+++ Data for the task
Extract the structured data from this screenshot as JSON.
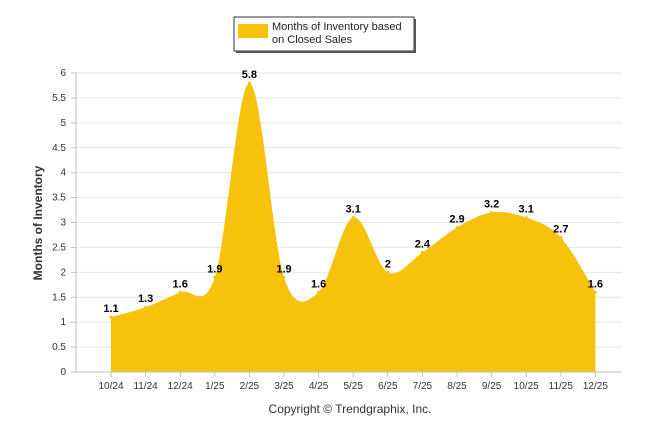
{
  "chart_data": {
    "type": "area",
    "categories": [
      "10/24",
      "11/24",
      "12/24",
      "1/25",
      "2/25",
      "3/25",
      "4/25",
      "5/25",
      "6/25",
      "7/25",
      "8/25",
      "9/25",
      "10/25",
      "11/25",
      "12/25"
    ],
    "series": [
      {
        "name": "Months of Inventory based on Closed Sales",
        "values": [
          1.1,
          1.3,
          1.6,
          1.9,
          5.8,
          1.9,
          1.6,
          3.1,
          2,
          2.4,
          2.9,
          3.2,
          3.1,
          2.7,
          1.6
        ],
        "data_labels": [
          "1.1",
          "1.3",
          "1.6",
          "1.9",
          "5.8",
          "1.9",
          "1.6",
          "3.1",
          "2",
          "2.4",
          "2.9",
          "3.2",
          "3.1",
          "2.7",
          "1.6"
        ]
      }
    ],
    "legend_lines": [
      "Months of Inventory based",
      "on Closed Sales"
    ],
    "ylabel": "Months of Inventory",
    "xlabel": "",
    "ylim": [
      0,
      6
    ],
    "yticks": [
      "0",
      "0.5",
      "1",
      "1.5",
      "2",
      "2.5",
      "3",
      "3.5",
      "4",
      "4.5",
      "5",
      "5.5",
      "6"
    ],
    "grid": true,
    "legend_position": "top-center",
    "colors": {
      "fill": "#F6C20B",
      "grid": "#E6E6E6",
      "axis": "#C0C0C0"
    }
  },
  "footer": {
    "copyright": "Copyright © Trendgraphix, Inc."
  }
}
++++++
Repeat the records above exactly, leaving out any pictures they contain.

Extract the structured data from this screenshot as JSON.
{
  "chart_data": {
    "type": "area",
    "categories": [
      "10/24",
      "11/24",
      "12/24",
      "1/25",
      "2/25",
      "3/25",
      "4/25",
      "5/25",
      "6/25",
      "7/25",
      "8/25",
      "9/25",
      "10/25",
      "11/25",
      "12/25"
    ],
    "series": [
      {
        "name": "Months of Inventory based on Closed Sales",
        "values": [
          1.1,
          1.3,
          1.6,
          1.9,
          5.8,
          1.9,
          1.6,
          3.1,
          2,
          2.4,
          2.9,
          3.2,
          3.1,
          2.7,
          1.6
        ],
        "data_labels": [
          "1.1",
          "1.3",
          "1.6",
          "1.9",
          "5.8",
          "1.9",
          "1.6",
          "3.1",
          "2",
          "2.4",
          "2.9",
          "3.2",
          "3.1",
          "2.7",
          "1.6"
        ]
      }
    ],
    "legend_lines": [
      "Months of Inventory based",
      "on Closed Sales"
    ],
    "ylabel": "Months of Inventory",
    "xlabel": "",
    "ylim": [
      0,
      6
    ],
    "yticks": [
      "0",
      "0.5",
      "1",
      "1.5",
      "2",
      "2.5",
      "3",
      "3.5",
      "4",
      "4.5",
      "5",
      "5.5",
      "6"
    ],
    "grid": true,
    "legend_position": "top-center",
    "colors": {
      "fill": "#F6C20B",
      "grid": "#E6E6E6",
      "axis": "#C0C0C0"
    }
  },
  "footer": {
    "copyright": "Copyright © Trendgraphix, Inc."
  }
}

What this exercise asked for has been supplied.